What you are asked to do: Identify and copy all lines of the material where the string "title" is found.

Provided entries:
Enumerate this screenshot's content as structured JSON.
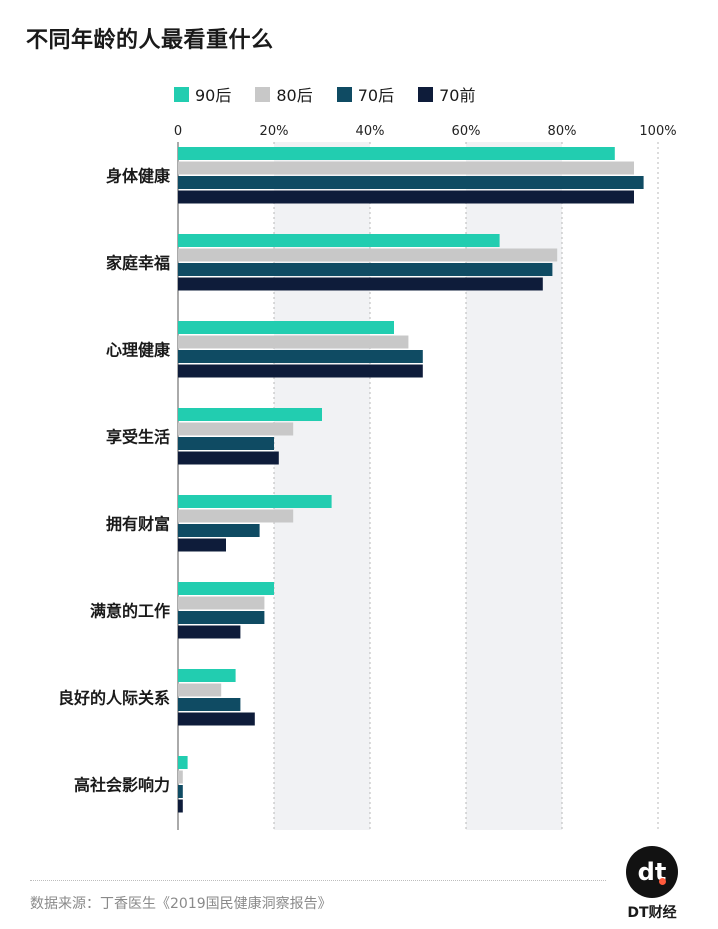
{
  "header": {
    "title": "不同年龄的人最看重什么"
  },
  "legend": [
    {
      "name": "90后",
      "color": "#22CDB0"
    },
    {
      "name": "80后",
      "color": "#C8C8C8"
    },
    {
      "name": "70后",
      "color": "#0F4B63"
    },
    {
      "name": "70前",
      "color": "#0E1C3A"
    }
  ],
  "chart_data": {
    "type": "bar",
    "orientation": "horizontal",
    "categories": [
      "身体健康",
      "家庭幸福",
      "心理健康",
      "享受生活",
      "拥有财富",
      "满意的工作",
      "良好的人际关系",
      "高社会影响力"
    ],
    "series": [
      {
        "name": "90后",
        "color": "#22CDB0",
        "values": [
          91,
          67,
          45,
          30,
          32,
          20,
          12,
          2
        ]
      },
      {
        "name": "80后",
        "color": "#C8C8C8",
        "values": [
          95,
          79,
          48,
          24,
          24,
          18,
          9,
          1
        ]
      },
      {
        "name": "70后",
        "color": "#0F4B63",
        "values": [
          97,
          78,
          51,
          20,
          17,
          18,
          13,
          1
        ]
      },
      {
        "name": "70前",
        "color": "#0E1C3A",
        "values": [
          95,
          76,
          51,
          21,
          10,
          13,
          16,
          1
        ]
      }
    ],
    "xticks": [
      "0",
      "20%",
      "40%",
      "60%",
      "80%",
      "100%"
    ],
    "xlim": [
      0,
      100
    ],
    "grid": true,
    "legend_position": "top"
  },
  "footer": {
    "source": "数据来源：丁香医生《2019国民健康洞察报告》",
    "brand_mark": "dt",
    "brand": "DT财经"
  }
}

==

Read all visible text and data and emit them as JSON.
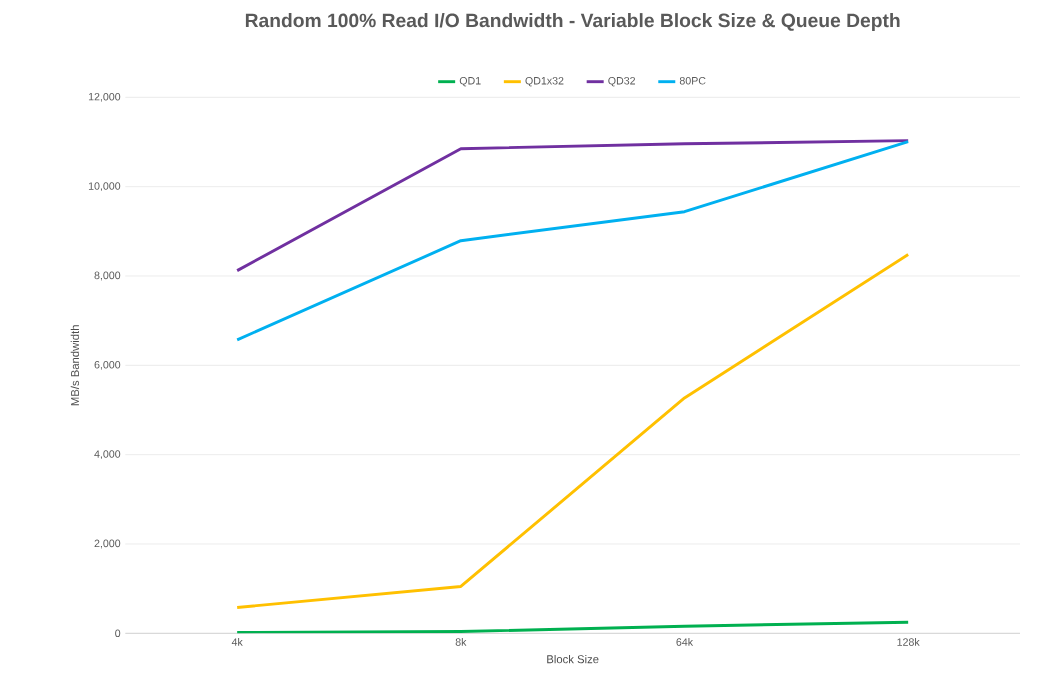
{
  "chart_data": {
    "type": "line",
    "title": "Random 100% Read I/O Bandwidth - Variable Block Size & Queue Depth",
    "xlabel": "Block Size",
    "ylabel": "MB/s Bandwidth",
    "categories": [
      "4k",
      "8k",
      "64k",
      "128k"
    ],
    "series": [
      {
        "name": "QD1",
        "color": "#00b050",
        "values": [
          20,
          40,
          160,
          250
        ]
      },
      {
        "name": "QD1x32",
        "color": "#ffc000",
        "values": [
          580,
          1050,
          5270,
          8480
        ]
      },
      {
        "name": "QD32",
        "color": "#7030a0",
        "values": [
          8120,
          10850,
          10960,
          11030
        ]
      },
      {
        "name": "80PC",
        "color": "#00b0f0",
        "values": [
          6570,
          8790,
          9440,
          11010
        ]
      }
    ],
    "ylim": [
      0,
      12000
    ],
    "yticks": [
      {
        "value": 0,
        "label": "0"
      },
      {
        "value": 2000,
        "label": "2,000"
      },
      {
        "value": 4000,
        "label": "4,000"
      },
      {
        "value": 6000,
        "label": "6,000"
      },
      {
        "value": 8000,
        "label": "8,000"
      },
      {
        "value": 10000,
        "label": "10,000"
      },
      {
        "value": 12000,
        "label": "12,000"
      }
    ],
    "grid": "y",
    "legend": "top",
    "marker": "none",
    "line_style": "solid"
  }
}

--

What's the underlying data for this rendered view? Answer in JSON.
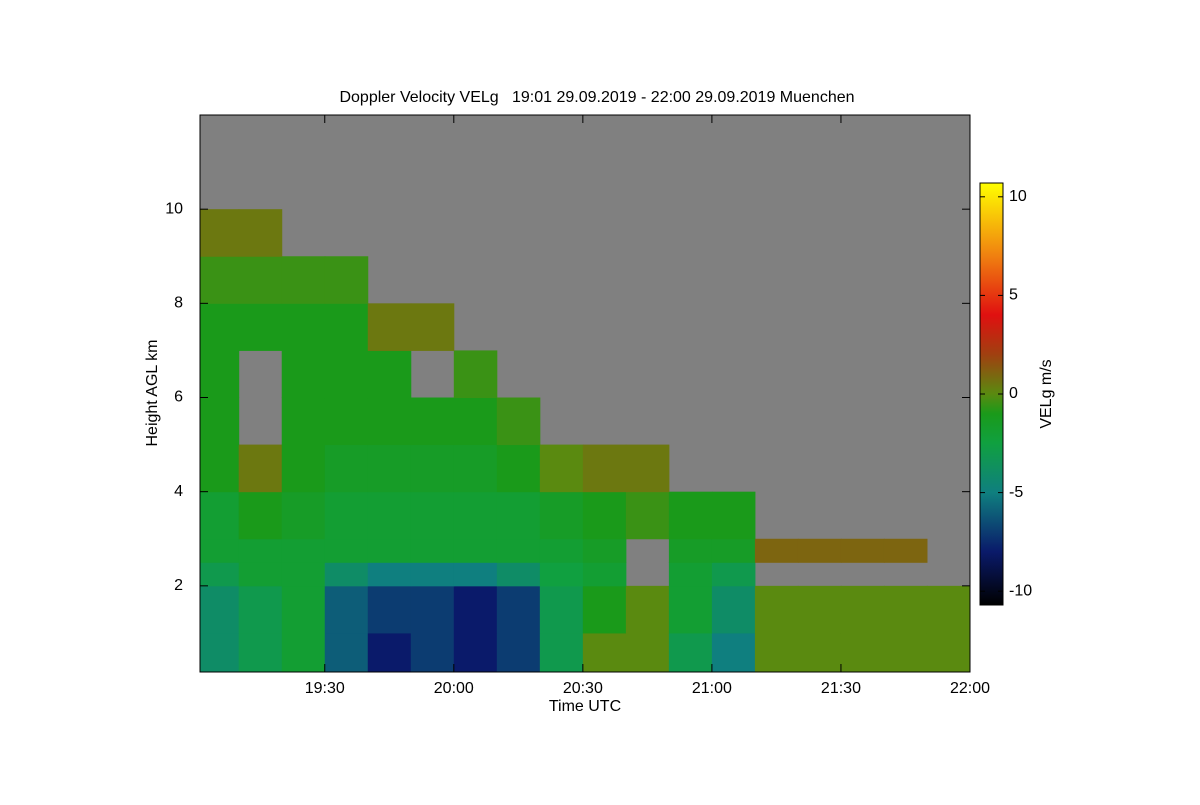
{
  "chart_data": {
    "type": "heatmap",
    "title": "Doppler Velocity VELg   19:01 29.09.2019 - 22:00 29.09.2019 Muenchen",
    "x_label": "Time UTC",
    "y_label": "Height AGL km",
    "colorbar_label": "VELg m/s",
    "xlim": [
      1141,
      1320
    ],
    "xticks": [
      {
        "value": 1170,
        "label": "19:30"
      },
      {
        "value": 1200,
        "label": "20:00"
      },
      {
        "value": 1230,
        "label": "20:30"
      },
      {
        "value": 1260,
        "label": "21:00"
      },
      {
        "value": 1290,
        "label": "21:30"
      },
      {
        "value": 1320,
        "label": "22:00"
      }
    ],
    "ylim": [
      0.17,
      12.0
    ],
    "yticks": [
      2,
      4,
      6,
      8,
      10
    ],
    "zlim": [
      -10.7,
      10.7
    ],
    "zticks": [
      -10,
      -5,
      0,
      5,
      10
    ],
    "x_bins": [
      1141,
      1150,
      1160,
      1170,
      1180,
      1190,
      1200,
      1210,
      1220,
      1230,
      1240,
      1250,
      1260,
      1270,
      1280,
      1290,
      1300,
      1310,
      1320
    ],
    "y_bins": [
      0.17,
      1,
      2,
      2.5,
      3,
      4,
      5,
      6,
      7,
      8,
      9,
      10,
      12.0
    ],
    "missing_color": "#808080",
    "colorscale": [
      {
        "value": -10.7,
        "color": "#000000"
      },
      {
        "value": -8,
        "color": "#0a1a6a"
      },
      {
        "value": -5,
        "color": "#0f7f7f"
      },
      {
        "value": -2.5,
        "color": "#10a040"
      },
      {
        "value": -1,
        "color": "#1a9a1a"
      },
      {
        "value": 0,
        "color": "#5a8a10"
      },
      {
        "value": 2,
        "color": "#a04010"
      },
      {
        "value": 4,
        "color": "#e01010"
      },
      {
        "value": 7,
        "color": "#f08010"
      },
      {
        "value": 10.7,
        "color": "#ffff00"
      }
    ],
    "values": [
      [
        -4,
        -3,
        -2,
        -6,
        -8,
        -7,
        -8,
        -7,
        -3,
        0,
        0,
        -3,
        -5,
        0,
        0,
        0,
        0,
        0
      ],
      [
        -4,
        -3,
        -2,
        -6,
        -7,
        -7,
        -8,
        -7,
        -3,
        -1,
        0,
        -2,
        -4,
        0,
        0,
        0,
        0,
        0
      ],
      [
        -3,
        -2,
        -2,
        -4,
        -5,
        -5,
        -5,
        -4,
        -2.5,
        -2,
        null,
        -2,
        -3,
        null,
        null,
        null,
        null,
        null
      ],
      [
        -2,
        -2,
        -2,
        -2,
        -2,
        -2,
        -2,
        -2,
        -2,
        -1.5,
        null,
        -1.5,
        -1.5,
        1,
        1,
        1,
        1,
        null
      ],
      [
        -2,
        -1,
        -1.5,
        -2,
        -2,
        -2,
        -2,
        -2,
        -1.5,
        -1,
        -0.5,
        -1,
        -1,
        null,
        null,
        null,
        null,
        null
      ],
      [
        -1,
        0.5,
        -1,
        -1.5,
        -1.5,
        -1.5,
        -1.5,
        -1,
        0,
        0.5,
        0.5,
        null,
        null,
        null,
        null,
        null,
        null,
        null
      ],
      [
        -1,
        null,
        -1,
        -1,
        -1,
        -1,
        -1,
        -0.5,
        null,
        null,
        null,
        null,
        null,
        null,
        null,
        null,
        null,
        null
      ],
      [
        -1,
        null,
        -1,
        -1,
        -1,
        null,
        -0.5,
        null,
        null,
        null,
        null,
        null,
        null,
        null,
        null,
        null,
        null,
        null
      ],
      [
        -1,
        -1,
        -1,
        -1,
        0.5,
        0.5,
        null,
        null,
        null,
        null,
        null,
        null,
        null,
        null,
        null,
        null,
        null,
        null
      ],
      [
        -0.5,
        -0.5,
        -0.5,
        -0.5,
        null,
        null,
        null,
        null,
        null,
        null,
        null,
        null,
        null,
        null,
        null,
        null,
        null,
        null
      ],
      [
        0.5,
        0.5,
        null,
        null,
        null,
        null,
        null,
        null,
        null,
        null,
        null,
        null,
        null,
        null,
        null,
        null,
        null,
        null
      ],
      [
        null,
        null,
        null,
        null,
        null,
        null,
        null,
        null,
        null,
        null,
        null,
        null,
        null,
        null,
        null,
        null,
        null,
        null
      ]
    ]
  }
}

Exercise output:
    "title": "不同年龄的人最看重什么"
    "title": "Random 100% Read I/O Bandwidth - Variable Block Size & Queue Depth",
    "title": "Doppler Velocity VELg   19:01 29.09.2019 - 22:00 29.09.2019 Muenchen",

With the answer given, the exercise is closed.